THE EXERCISE:
Write out the listing in full, matching it word for word.

AVAILABLE DATA:
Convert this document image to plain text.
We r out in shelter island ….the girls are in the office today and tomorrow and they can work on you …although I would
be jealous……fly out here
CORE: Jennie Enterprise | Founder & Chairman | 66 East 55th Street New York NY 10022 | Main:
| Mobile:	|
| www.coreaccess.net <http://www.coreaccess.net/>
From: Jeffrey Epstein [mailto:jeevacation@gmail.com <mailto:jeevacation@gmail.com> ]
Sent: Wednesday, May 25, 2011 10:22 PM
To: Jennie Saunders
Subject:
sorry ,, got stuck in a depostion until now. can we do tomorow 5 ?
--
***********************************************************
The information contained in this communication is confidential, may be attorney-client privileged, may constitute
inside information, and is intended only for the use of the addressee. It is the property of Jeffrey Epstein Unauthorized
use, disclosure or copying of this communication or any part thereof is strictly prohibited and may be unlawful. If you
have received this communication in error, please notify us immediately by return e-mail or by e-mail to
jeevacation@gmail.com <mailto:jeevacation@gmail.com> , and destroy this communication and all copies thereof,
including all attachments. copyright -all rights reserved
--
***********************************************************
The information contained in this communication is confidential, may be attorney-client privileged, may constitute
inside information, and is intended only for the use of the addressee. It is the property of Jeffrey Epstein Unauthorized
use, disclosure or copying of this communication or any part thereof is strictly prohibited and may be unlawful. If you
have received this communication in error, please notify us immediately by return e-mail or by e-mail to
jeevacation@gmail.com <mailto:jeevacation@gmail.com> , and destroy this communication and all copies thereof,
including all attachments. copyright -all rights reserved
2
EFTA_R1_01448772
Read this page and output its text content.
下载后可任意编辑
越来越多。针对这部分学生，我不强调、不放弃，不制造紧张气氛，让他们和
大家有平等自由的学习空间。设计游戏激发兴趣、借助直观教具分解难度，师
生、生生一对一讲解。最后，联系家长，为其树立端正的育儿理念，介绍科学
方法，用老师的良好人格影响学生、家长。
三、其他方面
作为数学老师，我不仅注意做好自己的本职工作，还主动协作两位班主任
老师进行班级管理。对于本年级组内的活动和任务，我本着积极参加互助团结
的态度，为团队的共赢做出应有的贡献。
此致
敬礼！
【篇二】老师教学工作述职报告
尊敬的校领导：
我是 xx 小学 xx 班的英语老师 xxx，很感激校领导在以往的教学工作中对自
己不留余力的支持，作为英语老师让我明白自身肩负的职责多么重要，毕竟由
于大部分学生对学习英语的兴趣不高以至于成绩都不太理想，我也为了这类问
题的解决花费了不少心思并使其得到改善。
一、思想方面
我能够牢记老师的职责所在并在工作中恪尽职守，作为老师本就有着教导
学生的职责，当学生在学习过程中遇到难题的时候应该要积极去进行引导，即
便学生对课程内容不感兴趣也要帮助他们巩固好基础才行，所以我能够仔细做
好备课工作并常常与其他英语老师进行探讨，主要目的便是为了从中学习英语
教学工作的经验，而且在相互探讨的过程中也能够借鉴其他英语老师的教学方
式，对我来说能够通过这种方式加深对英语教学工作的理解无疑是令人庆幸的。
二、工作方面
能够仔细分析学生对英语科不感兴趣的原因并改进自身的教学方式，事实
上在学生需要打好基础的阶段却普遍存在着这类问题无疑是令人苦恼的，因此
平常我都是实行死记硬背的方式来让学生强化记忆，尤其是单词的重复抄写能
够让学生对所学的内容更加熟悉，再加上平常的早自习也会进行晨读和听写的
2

ANSWER IN FULL:
Convert this document image to plain text.
We r out in shelter island ….the girls are in the office today and tomorrow and they can work on you …although I would
be jealous……fly out here
CORE: Jennie Enterprise | Founder & Chairman | 66 East 55th Street New York NY 10022 | Main:
| Mobile:	|
| www.coreaccess.net <http://www.coreaccess.net/>
From: Jeffrey Epstein [mailto:jeevacation@gmail.com <mailto:jeevacation@gmail.com> ]
Sent: Wednesday, May 25, 2011 10:22 PM
To: Jennie Saunders
Subject:
sorry ,, got stuck in a depostion until now. can we do tomorow 5 ?
--
***********************************************************
The information contained in this communication is confidential, may be attorney-client privileged, may constitute
inside information, and is intended only for the use of the addressee. It is the property of Jeffrey Epstein Unauthorized
use, disclosure or copying of this communication or any part thereof is strictly prohibited and may be unlawful. If you
have received this communication in error, please notify us immediately by return e-mail or by e-mail to
jeevacation@gmail.com <mailto:jeevacation@gmail.com> , and destroy this communication and all copies thereof,
including all attachments. copyright -all rights reserved
--
***********************************************************
The information contained in this communication is confidential, may be attorney-client privileged, may constitute
inside information, and is intended only for the use of the addressee. It is the property of Jeffrey Epstein Unauthorized
use, disclosure or copying of this communication or any part thereof is strictly prohibited and may be unlawful. If you
have received this communication in error, please notify us immediately by return e-mail or by e-mail to
jeevacation@gmail.com <mailto:jeevacation@gmail.com> , and destroy this communication and all copies thereof,
including all attachments. copyright -all rights reserved
2
EFTA_R1_01448772
Read this page and output its text content.
下载后可任意编辑
越来越多。针对这部分学生，我不强调、不放弃，不制造紧张气氛，让他们和
大家有平等自由的学习空间。设计游戏激发兴趣、借助直观教具分解难度，师
生、生生一对一讲解。最后，联系家长，为其树立端正的育儿理念，介绍科学
方法，用老师的良好人格影响学生、家长。
三、其他方面
作为数学老师，我不仅注意做好自己的本职工作，还主动协作两位班主任
老师进行班级管理。对于本年级组内的活动和任务，我本着积极参加互助团结
的态度，为团队的共赢做出应有的贡献。
此致
敬礼！
【篇二】老师教学工作述职报告
尊敬的校领导：
我是 xx 小学 xx 班的英语老师 xxx，很感激校领导在以往的教学工作中对自
己不留余力的支持，作为英语老师让我明白自身肩负的职责多么重要，毕竟由
于大部分学生对学习英语的兴趣不高以至于成绩都不太理想，我也为了这类问
题的解决花费了不少心思并使其得到改善。
一、思想方面
我能够牢记老师的职责所在并在工作中恪尽职守，作为老师本就有着教导
学生的职责，当学生在学习过程中遇到难题的时候应该要积极去进行引导，即
便学生对课程内容不感兴趣也要帮助他们巩固好基础才行，所以我能够仔细做
好备课工作并常常与其他英语老师进行探讨，主要目的便是为了从中学习英语
教学工作的经验，而且在相互探讨的过程中也能够借鉴其他英语老师的教学方
式，对我来说能够通过这种方式加深对英语教学工作的理解无疑是令人庆幸的。
二、工作方面
能够仔细分析学生对英语科不感兴趣的原因并改进自身的教学方式，事实
上在学生需要打好基础的阶段却普遍存在着这类问题无疑是令人苦恼的，因此
平常我都是实行死记硬背的方式来让学生强化记忆，尤其是单词的重复抄写能
够让学生对所学的内容更加熟悉，再加上平常的早自习也会进行晨读和听写的
2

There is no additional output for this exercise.